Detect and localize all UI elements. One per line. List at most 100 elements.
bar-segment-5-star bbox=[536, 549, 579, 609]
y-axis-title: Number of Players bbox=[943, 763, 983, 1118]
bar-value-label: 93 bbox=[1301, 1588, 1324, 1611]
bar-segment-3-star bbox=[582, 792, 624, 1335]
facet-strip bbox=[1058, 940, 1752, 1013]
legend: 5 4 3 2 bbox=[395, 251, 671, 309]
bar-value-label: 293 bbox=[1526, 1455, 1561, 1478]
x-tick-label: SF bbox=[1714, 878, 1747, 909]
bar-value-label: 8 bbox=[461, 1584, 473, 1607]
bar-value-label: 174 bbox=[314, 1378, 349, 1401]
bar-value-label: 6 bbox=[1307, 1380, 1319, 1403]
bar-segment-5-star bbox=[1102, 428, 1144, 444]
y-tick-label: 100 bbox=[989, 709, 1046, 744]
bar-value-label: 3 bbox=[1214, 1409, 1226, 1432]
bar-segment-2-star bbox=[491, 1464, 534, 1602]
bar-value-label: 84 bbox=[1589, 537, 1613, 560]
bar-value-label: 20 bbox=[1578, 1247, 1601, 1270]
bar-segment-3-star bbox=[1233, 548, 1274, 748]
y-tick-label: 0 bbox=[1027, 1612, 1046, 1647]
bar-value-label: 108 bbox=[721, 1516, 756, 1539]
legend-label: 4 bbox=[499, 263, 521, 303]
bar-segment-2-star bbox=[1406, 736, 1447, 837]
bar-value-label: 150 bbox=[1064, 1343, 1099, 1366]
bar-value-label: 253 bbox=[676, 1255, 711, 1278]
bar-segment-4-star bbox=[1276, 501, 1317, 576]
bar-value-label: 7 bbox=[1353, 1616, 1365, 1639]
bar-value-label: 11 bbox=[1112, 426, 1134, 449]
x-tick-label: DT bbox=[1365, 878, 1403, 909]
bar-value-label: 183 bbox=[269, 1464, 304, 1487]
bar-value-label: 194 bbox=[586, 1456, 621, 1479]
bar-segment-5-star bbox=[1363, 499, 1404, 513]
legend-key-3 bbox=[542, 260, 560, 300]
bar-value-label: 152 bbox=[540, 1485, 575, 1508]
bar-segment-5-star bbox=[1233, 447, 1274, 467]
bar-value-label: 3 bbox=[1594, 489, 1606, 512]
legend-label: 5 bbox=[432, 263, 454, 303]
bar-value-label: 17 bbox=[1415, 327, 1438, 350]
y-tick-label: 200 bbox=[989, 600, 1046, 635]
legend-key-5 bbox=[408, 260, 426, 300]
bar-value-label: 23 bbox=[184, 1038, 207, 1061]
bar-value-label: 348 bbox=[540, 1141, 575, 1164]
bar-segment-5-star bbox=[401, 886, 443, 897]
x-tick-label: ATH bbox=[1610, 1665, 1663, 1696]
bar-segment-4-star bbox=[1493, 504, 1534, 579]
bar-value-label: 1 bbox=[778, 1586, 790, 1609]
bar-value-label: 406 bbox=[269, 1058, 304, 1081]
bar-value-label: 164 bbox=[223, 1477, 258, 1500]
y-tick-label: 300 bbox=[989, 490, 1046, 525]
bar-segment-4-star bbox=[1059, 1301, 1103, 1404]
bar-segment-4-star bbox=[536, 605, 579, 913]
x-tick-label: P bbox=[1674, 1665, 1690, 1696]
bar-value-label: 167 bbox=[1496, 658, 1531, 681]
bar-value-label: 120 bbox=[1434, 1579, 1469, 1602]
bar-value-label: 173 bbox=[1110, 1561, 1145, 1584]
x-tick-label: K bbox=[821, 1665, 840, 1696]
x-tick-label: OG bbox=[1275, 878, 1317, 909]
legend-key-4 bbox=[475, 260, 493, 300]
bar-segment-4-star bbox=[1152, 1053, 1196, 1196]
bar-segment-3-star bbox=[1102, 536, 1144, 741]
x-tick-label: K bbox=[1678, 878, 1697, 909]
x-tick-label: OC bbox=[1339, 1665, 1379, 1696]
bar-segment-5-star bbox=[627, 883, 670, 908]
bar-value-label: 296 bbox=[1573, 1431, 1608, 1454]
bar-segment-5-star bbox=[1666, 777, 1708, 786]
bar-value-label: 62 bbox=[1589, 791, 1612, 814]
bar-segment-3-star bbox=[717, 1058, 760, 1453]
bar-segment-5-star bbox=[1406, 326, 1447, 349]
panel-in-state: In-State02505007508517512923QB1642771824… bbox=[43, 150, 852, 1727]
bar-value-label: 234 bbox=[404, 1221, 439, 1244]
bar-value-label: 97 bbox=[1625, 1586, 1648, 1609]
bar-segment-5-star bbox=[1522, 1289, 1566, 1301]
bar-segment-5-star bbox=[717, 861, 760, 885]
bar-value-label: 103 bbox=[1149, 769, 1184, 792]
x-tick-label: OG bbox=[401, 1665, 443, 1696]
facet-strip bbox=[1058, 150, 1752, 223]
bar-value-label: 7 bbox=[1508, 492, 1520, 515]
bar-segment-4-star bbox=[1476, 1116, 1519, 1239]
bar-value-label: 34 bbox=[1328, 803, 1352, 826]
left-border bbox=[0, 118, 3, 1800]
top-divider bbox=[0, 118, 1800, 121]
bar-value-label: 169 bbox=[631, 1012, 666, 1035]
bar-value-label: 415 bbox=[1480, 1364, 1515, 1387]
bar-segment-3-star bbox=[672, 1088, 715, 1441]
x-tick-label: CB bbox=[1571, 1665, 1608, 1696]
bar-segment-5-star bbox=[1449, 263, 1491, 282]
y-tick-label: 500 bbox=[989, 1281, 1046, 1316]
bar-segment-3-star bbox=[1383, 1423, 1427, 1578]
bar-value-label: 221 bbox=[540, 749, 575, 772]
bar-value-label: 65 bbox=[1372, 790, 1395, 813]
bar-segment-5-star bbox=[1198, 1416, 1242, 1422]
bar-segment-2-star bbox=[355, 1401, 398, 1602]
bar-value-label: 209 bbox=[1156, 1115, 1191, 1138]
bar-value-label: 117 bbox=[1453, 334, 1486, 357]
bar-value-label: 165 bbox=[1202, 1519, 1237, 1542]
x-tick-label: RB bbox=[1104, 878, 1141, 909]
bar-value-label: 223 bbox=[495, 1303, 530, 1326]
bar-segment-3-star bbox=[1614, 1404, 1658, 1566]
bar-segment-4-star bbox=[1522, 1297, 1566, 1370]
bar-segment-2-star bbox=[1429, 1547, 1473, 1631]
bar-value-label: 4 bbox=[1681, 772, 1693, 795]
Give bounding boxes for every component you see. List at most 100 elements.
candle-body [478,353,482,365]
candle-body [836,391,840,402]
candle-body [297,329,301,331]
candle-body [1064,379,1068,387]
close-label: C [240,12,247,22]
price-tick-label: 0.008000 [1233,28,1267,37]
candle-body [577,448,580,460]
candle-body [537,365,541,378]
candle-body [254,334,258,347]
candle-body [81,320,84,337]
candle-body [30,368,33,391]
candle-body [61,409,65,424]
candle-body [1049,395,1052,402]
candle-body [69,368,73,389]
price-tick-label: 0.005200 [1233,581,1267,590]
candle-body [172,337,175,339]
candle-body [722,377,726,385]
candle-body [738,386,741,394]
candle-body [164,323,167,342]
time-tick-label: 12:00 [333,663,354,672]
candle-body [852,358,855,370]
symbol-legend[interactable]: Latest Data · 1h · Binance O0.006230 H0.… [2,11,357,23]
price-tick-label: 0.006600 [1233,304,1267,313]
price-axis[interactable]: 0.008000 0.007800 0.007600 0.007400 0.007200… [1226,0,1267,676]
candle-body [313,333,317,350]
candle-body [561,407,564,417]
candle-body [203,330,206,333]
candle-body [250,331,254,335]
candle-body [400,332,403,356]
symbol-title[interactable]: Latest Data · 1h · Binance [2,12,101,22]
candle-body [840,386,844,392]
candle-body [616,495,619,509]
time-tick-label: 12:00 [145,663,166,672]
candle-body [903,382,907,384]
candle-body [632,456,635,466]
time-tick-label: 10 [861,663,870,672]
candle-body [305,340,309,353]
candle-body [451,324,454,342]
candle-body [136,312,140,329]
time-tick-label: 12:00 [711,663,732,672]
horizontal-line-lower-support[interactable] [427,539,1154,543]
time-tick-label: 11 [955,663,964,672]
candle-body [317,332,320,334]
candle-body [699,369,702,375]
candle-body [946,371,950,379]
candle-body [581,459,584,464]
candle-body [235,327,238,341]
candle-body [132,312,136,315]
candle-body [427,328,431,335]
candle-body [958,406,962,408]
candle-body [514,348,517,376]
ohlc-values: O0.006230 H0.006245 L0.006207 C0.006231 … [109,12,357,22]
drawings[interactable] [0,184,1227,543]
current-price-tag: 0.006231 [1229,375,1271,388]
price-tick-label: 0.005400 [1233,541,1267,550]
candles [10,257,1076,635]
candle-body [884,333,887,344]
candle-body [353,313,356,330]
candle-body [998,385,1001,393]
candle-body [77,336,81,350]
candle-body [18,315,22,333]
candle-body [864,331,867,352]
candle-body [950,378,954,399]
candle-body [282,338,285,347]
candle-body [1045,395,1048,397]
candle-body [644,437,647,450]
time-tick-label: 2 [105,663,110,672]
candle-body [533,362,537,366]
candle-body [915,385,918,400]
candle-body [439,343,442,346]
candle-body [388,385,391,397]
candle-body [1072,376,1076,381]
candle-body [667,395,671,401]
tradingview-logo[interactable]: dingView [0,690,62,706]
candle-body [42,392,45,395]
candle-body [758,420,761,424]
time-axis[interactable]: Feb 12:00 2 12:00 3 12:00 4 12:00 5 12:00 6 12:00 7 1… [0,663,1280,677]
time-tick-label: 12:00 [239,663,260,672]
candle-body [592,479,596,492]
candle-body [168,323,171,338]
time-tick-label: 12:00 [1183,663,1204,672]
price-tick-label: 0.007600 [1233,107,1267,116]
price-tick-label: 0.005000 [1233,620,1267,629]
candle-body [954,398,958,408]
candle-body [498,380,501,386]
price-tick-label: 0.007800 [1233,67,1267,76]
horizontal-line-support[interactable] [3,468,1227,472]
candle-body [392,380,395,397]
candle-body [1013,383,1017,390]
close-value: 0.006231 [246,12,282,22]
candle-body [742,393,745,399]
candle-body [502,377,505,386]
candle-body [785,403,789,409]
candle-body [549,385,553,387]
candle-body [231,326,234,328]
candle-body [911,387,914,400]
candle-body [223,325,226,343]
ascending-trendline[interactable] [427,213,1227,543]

══════════

> **WORK TO COMPLETE**:
Repeat the records verbatim, starting from their first line and ending with the line that contains "bar-segment-3-star bbox=[582, 792, 624, 1335]", including that line.

> **RESPONSE TO THE TASK**:
Detect and localize all UI elements. One per line. List at most 100 elements.
bar-segment-5-star bbox=[536, 549, 579, 609]
y-axis-title: Number of Players bbox=[943, 763, 983, 1118]
bar-value-label: 93 bbox=[1301, 1588, 1324, 1611]
bar-segment-3-star bbox=[582, 792, 624, 1335]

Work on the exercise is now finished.